### Figure contents as structured data
----------------
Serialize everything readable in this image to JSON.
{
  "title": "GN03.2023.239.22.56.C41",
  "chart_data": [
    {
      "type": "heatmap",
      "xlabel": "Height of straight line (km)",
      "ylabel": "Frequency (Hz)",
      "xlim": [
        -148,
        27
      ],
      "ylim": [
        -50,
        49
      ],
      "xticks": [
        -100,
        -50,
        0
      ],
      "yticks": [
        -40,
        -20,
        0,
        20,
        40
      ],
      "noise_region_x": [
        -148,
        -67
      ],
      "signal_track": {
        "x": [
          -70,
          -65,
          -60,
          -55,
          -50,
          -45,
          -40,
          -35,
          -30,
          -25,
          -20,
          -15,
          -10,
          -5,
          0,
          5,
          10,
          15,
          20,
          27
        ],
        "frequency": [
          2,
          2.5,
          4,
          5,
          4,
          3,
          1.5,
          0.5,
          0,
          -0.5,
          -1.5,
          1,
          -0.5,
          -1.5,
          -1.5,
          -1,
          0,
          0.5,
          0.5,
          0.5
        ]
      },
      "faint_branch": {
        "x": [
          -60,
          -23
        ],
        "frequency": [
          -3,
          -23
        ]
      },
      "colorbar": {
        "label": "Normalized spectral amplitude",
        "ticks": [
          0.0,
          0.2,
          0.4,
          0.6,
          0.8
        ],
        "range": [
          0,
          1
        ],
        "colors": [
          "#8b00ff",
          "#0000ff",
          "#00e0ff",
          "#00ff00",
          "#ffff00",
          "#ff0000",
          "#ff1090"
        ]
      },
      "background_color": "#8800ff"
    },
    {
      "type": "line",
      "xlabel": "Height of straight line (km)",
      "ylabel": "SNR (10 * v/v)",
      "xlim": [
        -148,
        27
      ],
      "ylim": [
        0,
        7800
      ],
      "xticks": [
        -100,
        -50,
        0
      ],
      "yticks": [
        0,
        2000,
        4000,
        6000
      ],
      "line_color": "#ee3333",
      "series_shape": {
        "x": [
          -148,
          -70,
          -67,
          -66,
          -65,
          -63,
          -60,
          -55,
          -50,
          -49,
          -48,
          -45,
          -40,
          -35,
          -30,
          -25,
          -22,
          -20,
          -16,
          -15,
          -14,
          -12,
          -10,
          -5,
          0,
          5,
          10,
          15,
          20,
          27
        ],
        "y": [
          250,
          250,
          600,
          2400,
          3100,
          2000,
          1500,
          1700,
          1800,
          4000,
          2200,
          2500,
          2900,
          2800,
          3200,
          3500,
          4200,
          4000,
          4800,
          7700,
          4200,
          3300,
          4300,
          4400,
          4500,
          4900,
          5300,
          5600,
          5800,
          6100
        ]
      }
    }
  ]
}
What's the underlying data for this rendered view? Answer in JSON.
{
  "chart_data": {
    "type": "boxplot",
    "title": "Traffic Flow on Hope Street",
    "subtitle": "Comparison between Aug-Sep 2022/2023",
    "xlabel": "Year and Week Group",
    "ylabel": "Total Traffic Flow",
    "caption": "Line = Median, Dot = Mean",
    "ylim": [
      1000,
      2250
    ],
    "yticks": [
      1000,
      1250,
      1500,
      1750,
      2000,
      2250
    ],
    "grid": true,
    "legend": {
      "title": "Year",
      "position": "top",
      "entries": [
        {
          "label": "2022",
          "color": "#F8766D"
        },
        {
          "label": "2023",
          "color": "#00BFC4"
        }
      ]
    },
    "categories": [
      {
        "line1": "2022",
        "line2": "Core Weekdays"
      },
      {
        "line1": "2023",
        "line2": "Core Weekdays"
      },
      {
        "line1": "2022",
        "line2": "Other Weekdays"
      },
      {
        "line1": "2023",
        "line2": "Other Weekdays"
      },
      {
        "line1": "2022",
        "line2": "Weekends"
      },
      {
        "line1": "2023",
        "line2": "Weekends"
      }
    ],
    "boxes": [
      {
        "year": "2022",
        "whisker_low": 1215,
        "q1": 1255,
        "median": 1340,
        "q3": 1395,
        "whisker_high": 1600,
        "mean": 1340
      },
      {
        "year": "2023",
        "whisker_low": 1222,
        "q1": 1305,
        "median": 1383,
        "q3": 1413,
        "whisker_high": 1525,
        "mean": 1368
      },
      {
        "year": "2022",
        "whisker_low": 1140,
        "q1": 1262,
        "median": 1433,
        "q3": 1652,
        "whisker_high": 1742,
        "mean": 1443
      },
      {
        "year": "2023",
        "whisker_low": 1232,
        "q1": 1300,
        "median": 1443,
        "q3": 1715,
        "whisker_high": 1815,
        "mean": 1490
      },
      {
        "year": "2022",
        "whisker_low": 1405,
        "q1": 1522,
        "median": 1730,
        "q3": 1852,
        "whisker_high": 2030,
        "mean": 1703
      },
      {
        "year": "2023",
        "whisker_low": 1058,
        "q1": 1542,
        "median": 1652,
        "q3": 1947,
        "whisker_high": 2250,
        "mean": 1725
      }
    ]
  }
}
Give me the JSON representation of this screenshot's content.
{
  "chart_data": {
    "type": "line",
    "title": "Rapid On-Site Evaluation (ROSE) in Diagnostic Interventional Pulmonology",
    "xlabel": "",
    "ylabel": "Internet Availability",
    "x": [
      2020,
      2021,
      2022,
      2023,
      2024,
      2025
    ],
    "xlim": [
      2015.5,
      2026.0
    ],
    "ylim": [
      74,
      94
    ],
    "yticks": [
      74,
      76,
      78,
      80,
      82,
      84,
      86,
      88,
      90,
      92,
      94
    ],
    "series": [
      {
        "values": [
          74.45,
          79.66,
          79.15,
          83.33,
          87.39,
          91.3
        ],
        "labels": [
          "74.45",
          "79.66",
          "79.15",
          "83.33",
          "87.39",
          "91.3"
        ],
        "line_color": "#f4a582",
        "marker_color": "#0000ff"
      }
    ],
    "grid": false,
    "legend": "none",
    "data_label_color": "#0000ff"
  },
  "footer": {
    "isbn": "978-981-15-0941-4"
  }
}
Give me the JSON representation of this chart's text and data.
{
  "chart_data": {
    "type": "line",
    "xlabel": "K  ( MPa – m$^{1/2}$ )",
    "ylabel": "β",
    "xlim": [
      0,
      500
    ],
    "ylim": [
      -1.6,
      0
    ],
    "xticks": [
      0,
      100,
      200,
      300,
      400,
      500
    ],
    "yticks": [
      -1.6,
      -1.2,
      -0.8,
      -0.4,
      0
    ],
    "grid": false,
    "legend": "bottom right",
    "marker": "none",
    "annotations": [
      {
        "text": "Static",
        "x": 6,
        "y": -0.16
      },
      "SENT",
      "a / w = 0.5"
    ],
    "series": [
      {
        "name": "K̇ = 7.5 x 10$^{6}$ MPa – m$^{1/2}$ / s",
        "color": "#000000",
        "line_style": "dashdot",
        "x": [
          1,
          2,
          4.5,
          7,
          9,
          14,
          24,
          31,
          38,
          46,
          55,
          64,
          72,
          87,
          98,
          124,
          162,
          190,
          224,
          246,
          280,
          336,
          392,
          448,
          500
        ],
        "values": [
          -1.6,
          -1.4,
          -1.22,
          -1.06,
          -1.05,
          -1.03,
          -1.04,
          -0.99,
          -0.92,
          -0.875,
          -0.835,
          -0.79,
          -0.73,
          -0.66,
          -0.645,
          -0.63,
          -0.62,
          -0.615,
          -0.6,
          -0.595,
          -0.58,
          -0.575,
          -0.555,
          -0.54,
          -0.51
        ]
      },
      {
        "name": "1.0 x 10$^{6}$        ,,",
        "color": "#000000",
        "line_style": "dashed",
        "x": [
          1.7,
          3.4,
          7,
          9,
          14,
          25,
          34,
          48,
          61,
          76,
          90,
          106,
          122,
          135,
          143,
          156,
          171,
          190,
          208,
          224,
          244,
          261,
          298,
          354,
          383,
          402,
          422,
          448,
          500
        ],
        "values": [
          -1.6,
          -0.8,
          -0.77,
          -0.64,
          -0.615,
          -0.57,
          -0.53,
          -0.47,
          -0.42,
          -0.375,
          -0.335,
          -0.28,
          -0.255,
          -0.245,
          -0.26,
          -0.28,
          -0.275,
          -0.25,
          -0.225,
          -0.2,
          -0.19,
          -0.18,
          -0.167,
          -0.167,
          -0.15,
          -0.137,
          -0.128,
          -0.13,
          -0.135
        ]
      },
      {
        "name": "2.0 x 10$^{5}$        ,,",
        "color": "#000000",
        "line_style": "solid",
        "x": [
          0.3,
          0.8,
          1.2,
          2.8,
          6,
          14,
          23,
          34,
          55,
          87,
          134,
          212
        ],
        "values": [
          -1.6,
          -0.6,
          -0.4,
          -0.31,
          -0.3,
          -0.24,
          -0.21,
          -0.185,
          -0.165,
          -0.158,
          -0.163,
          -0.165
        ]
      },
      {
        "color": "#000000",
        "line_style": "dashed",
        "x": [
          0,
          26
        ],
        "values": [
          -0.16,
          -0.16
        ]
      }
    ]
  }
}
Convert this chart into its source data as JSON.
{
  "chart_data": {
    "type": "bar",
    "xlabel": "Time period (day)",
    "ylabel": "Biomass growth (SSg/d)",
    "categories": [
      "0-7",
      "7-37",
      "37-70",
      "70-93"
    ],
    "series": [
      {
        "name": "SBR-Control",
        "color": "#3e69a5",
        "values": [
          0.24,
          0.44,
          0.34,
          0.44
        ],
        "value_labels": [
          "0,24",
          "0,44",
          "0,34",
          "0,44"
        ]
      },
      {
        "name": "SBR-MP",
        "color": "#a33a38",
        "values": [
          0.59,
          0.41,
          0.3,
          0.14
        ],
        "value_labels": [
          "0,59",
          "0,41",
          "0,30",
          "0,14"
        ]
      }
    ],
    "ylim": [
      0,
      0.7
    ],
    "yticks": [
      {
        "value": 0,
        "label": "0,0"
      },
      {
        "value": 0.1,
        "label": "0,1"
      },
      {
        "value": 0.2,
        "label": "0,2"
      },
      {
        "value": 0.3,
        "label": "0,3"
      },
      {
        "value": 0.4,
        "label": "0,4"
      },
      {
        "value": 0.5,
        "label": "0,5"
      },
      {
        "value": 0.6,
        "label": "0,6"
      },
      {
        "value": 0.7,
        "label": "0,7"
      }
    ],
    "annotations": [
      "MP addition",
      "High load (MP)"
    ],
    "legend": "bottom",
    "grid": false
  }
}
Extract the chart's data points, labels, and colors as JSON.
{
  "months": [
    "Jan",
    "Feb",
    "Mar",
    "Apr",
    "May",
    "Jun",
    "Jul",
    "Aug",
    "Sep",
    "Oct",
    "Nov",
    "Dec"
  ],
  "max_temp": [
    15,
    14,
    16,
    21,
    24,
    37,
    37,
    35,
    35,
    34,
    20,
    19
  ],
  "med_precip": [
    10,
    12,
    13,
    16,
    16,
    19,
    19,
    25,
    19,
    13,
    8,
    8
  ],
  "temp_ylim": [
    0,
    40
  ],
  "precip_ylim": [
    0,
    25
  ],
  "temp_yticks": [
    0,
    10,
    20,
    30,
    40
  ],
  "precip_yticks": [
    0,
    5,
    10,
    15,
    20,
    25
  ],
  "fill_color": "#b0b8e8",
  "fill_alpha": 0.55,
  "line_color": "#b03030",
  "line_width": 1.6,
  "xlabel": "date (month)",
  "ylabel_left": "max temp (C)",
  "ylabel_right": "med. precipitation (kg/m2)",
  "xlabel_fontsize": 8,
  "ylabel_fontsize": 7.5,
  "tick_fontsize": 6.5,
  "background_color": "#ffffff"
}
----------------
### Task brief
Only lines holding the string "type" are wanted; gather each one from the entries above.

### Solution to this problem
      "type": "heatmap",
      "type": "line",
    "type": "boxplot",
    "type": "line",
    "type": "line",
    "type": "bar",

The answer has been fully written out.